Short problem:
Repeat the data that follows, word for word, without the images.

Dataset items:
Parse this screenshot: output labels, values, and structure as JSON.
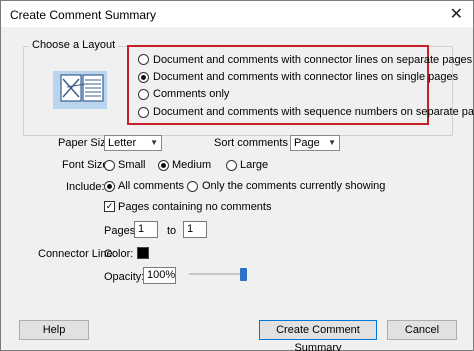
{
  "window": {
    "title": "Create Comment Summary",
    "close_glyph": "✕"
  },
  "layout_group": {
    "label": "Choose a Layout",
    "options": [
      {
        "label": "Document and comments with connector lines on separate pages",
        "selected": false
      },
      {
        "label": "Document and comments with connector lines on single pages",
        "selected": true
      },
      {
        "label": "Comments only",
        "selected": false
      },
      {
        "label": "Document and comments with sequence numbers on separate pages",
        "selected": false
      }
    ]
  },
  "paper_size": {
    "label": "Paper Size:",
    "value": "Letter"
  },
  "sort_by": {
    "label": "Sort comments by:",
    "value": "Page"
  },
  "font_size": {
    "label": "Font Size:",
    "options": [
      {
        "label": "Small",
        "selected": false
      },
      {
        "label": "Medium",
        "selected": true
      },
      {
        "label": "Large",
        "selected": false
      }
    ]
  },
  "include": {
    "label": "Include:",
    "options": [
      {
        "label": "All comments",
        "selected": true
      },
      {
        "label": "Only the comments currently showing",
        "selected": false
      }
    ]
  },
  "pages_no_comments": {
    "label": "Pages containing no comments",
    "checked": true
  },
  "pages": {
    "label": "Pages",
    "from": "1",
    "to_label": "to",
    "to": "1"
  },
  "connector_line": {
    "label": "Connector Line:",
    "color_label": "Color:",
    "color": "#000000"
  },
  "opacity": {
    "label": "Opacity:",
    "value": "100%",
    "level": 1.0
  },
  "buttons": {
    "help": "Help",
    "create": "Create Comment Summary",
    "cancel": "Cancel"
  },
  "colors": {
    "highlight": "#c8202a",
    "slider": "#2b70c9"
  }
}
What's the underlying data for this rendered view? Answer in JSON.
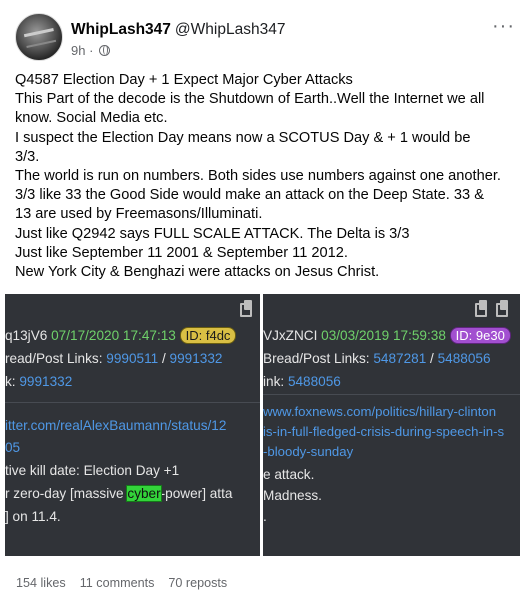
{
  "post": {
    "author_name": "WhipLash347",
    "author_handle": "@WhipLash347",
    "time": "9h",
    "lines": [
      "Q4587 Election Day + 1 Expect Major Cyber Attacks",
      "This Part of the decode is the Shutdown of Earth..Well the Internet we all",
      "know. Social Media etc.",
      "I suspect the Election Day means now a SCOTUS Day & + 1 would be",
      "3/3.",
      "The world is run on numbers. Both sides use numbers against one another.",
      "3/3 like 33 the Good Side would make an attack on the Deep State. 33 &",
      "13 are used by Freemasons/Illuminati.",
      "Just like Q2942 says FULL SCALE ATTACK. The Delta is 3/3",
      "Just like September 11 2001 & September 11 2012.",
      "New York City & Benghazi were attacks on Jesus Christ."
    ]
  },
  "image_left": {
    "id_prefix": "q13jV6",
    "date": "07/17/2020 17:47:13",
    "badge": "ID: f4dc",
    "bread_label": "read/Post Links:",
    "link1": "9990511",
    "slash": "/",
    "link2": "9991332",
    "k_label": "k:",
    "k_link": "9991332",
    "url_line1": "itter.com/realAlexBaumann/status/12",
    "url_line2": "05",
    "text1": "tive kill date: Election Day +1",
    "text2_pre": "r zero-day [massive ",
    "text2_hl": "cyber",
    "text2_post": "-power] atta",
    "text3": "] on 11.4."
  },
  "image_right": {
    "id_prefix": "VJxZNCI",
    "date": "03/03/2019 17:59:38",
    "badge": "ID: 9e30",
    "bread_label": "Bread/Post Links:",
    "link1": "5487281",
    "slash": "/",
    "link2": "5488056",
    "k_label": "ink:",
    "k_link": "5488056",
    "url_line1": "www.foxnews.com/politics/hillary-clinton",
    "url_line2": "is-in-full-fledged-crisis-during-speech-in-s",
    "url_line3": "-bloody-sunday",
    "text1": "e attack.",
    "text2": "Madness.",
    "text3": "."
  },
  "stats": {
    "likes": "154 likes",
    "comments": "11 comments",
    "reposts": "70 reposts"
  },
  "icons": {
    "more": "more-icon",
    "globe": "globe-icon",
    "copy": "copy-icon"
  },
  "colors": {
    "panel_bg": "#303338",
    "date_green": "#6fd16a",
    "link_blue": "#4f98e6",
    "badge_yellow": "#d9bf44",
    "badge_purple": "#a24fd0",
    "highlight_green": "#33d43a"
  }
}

The solution:
Parse this screenshot: output labels, values, and structure as JSON.
{
  "window": {
    "title": "Create Comment Summary",
    "close_glyph": "✕"
  },
  "layout_group": {
    "label": "Choose a Layout",
    "options": [
      {
        "label": "Document and comments with connector lines on separate pages",
        "selected": false
      },
      {
        "label": "Document and comments with connector lines on single pages",
        "selected": true
      },
      {
        "label": "Comments only",
        "selected": false
      },
      {
        "label": "Document and comments with sequence numbers on separate pages",
        "selected": false
      }
    ]
  },
  "paper_size": {
    "label": "Paper Size:",
    "value": "Letter"
  },
  "sort_by": {
    "label": "Sort comments by:",
    "value": "Page"
  },
  "font_size": {
    "label": "Font Size:",
    "options": [
      {
        "label": "Small",
        "selected": false
      },
      {
        "label": "Medium",
        "selected": true
      },
      {
        "label": "Large",
        "selected": false
      }
    ]
  },
  "include": {
    "label": "Include:",
    "options": [
      {
        "label": "All comments",
        "selected": true
      },
      {
        "label": "Only the comments currently showing",
        "selected": false
      }
    ]
  },
  "pages_no_comments": {
    "label": "Pages containing no comments",
    "checked": true
  },
  "pages": {
    "label": "Pages",
    "from": "1",
    "to_label": "to",
    "to": "1"
  },
  "connector_line": {
    "label": "Connector Line:",
    "color_label": "Color:",
    "color": "#000000"
  },
  "opacity": {
    "label": "Opacity:",
    "value": "100%",
    "level": 1.0
  },
  "buttons": {
    "help": "Help",
    "create": "Create Comment Summary",
    "cancel": "Cancel"
  },
  "colors": {
    "highlight": "#c8202a",
    "slider": "#2b70c9"
  }
}
What's the underlying data for this rendered view? Answer in JSON.
{
  "post": {
    "author_name": "WhipLash347",
    "author_handle": "@WhipLash347",
    "time": "9h",
    "lines": [
      "Q4587 Election Day + 1 Expect Major Cyber Attacks",
      "This Part of the decode is the Shutdown of Earth..Well the Internet we all",
      "know. Social Media etc.",
      "I suspect the Election Day means now a SCOTUS Day & + 1 would be",
      "3/3.",
      "The world is run on numbers. Both sides use numbers against one another.",
      "3/3 like 33 the Good Side would make an attack on the Deep State. 33 &",
      "13 are used by Freemasons/Illuminati.",
      "Just like Q2942 says FULL SCALE ATTACK. The Delta is 3/3",
      "Just like September 11 2001 & September 11 2012.",
      "New York City & Benghazi were attacks on Jesus Christ."
    ]
  },
  "image_left": {
    "id_prefix": "q13jV6",
    "date": "07/17/2020 17:47:13",
    "badge": "ID: f4dc",
    "bread_label": "read/Post Links:",
    "link1": "9990511",
    "slash": "/",
    "link2": "9991332",
    "k_label": "k:",
    "k_link": "9991332",
    "url_line1": "itter.com/realAlexBaumann/status/12",
    "url_line2": "05",
    "text1": "tive kill date: Election Day +1",
    "text2_pre": "r zero-day [massive ",
    "text2_hl": "cyber",
    "text2_post": "-power] atta",
    "text3": "] on 11.4."
  },
  "image_right": {
    "id_prefix": "VJxZNCI",
    "date": "03/03/2019 17:59:38",
    "badge": "ID: 9e30",
    "bread_label": "Bread/Post Links:",
    "link1": "5487281",
    "slash": "/",
    "link2": "5488056",
    "k_label": "ink:",
    "k_link": "5488056",
    "url_line1": "www.foxnews.com/politics/hillary-clinton",
    "url_line2": "is-in-full-fledged-crisis-during-speech-in-s",
    "url_line3": "-bloody-sunday",
    "text1": "e attack.",
    "text2": "Madness.",
    "text3": "."
  },
  "stats": {
    "likes": "154 likes",
    "comments": "11 comments",
    "reposts": "70 reposts"
  },
  "icons": {
    "more": "more-icon",
    "globe": "globe-icon",
    "copy": "copy-icon"
  },
  "colors": {
    "panel_bg": "#303338",
    "date_green": "#6fd16a",
    "link_blue": "#4f98e6",
    "badge_yellow": "#d9bf44",
    "badge_purple": "#a24fd0",
    "highlight_green": "#33d43a"
  }
}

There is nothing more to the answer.